▸ Directions for this task: Beginning at the line with "Extract the structured", output each line to the end of the listing below exactly, please.

▸ Supplied records:
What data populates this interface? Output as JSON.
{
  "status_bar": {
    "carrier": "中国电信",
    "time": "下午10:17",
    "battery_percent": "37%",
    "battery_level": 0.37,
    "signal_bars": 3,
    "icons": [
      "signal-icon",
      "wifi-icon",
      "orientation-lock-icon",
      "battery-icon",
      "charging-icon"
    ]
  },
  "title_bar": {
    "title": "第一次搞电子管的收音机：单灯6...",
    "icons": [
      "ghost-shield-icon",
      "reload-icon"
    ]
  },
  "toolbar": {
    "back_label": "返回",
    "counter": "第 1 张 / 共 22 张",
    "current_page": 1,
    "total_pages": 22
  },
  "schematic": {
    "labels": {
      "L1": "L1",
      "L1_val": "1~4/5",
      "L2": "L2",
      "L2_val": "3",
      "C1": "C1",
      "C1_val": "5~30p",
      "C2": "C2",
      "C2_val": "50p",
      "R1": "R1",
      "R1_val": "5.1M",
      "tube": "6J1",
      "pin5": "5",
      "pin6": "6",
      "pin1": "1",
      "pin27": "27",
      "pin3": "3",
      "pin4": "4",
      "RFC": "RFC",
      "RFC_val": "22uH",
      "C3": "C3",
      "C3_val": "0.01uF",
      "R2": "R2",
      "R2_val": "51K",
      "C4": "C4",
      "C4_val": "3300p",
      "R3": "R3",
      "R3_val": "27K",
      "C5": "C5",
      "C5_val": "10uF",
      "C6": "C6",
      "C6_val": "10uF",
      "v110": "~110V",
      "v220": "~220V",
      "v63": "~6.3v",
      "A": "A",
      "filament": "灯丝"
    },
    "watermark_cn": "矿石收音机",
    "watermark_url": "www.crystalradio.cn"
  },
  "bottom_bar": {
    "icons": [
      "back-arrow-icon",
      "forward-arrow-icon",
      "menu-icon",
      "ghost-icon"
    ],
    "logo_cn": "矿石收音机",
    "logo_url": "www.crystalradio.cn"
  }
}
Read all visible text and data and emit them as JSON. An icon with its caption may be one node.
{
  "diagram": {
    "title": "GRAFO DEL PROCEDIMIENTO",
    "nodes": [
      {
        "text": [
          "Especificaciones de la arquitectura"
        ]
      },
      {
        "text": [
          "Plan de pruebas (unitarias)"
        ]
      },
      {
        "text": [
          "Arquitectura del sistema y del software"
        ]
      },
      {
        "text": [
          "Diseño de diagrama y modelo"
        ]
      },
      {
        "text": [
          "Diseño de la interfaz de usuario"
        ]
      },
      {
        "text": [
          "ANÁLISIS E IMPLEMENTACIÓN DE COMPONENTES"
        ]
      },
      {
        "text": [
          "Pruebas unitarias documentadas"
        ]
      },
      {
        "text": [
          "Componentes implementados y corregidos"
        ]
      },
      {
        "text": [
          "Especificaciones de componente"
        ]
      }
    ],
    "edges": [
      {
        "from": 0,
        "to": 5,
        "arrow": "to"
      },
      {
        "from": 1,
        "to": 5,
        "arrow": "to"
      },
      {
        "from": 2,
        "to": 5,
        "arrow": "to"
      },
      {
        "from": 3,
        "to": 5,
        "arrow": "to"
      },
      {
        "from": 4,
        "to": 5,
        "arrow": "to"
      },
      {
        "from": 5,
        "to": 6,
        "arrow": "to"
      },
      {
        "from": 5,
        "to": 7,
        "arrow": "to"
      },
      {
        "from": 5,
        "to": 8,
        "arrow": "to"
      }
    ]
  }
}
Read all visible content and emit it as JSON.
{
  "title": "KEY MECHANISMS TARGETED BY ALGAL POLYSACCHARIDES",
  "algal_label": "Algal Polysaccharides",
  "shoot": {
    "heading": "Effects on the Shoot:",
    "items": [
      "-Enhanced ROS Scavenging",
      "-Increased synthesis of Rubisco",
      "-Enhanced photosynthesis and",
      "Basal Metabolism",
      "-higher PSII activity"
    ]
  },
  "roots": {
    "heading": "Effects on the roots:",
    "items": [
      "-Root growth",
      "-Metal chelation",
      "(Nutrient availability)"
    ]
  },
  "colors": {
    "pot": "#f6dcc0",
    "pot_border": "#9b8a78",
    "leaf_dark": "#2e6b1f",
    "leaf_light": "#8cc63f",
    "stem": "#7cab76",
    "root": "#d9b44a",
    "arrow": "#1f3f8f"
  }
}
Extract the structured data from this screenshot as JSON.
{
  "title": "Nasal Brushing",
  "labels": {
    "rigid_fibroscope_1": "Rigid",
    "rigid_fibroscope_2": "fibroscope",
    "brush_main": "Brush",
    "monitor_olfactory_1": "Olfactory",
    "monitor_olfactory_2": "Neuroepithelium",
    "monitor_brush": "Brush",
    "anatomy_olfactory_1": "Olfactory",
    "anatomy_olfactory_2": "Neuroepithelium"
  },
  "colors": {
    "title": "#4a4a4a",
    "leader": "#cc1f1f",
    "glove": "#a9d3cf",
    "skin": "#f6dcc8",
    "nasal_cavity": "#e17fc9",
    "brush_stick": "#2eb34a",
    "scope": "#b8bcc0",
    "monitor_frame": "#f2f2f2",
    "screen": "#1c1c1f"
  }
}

▸ The response:
Extract the structured data from this screenshot as JSON.
{
  "title": "Nasal Brushing",
  "labels": {
    "rigid_fibroscope_1": "Rigid",
    "rigid_fibroscope_2": "fibroscope",
    "brush_main": "Brush",
    "monitor_olfactory_1": "Olfactory",
    "monitor_olfactory_2": "Neuroepithelium",
    "monitor_brush": "Brush",
    "anatomy_olfactory_1": "Olfactory",
    "anatomy_olfactory_2": "Neuroepithelium"
  },
  "colors": {
    "title": "#4a4a4a",
    "leader": "#cc1f1f",
    "glove": "#a9d3cf",
    "skin": "#f6dcc8",
    "nasal_cavity": "#e17fc9",
    "brush_stick": "#2eb34a",
    "scope": "#b8bcc0",
    "monitor_frame": "#f2f2f2",
    "screen": "#1c1c1f"
  }
}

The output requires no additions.